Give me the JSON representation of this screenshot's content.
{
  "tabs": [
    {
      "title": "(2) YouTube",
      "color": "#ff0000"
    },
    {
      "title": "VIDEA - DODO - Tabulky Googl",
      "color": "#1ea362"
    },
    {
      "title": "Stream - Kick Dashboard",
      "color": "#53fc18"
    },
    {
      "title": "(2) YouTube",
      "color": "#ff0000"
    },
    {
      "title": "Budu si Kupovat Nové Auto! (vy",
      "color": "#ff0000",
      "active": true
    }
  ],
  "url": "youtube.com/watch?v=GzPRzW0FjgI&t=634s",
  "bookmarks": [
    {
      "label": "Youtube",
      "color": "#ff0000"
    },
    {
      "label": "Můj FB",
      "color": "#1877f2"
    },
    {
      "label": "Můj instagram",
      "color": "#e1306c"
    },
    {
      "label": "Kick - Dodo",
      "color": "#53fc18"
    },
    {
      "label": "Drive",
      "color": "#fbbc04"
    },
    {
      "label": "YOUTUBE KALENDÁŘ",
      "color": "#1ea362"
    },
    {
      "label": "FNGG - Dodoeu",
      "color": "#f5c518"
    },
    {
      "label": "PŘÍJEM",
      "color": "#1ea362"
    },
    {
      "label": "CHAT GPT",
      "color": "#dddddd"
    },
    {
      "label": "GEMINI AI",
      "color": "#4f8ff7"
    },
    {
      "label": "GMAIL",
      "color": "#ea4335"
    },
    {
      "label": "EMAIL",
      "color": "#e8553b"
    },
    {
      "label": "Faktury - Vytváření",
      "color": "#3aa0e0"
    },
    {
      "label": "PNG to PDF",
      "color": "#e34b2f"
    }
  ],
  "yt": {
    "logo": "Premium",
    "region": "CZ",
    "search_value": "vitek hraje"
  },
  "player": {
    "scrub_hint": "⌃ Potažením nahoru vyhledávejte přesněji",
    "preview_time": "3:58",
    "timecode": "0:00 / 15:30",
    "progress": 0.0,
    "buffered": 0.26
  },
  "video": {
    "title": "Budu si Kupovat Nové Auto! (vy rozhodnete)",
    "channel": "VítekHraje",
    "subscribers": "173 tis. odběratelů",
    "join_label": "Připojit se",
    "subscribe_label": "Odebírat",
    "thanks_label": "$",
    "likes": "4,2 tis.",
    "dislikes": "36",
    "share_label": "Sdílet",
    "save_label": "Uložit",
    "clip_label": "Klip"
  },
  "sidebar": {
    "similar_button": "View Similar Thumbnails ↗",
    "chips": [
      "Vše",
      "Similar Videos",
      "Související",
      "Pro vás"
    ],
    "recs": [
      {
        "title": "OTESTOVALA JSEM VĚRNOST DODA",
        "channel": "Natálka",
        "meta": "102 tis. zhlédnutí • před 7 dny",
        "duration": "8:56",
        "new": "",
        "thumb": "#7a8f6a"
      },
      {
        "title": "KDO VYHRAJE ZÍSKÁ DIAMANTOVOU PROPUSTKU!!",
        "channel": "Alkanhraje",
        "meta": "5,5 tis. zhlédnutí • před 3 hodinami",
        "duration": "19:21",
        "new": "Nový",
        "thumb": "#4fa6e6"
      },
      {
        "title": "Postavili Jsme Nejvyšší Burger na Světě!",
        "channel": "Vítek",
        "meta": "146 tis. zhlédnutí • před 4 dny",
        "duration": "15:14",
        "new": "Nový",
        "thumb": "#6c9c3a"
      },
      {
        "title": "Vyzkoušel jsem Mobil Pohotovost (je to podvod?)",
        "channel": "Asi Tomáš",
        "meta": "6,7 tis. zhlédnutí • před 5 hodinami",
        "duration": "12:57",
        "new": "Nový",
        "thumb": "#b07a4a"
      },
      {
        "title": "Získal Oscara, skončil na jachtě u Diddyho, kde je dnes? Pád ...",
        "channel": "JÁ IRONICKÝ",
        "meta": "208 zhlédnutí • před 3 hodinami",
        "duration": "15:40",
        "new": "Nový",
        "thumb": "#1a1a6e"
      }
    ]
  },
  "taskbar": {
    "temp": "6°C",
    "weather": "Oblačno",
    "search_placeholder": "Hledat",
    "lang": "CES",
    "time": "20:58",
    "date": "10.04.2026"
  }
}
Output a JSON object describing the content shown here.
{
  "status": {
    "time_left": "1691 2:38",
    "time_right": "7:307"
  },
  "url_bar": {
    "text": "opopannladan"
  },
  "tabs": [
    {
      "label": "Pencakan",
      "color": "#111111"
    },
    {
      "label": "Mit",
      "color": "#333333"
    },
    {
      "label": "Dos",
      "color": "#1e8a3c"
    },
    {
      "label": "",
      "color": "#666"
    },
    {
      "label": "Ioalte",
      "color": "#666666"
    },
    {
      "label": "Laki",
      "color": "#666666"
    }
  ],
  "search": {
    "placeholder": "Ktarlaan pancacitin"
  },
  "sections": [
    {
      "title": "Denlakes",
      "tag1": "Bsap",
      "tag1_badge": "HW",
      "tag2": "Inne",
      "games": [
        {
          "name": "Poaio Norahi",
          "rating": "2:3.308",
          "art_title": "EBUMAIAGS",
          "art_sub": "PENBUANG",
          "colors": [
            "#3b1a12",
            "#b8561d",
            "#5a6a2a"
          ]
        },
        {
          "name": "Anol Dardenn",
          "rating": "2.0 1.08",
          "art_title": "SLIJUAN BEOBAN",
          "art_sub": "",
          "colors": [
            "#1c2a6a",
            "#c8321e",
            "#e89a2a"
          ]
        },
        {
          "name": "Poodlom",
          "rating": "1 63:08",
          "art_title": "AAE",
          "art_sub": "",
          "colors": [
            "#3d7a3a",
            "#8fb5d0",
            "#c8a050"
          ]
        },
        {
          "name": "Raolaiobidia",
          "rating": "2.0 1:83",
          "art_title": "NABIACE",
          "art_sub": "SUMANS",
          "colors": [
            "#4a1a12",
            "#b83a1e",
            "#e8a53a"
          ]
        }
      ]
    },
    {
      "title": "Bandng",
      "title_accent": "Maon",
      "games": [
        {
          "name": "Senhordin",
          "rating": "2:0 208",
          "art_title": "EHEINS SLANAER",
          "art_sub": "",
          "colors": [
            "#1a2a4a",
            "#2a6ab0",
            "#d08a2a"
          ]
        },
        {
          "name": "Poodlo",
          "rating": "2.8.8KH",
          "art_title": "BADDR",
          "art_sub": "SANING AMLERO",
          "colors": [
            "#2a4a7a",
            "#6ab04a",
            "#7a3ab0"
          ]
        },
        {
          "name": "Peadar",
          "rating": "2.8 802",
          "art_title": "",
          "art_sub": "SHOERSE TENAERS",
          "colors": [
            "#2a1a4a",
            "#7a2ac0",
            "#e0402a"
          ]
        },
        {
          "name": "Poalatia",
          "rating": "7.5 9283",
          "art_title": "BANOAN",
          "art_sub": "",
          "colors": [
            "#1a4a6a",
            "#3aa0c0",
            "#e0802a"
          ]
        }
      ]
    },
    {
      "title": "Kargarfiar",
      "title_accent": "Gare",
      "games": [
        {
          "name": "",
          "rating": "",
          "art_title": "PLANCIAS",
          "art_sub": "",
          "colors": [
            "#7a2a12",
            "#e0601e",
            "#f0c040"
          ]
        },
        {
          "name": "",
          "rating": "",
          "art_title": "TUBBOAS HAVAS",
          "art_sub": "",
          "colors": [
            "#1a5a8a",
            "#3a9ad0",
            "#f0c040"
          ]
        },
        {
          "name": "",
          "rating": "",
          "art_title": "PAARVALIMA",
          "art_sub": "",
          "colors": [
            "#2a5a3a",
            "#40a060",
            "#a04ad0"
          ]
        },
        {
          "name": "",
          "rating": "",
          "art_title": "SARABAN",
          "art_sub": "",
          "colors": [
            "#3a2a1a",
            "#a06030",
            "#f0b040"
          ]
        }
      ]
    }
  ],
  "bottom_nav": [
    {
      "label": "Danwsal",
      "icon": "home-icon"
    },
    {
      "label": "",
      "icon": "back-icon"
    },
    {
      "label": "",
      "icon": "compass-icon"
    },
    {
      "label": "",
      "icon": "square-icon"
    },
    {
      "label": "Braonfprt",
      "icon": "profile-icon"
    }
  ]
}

Written exercise:
Take every line that includes the string "duration" and copy it.

Solution to this task:
        "duration": "8:56",
        "duration": "19:21",
        "duration": "15:14",
        "duration": "12:57",
        "duration": "15:40",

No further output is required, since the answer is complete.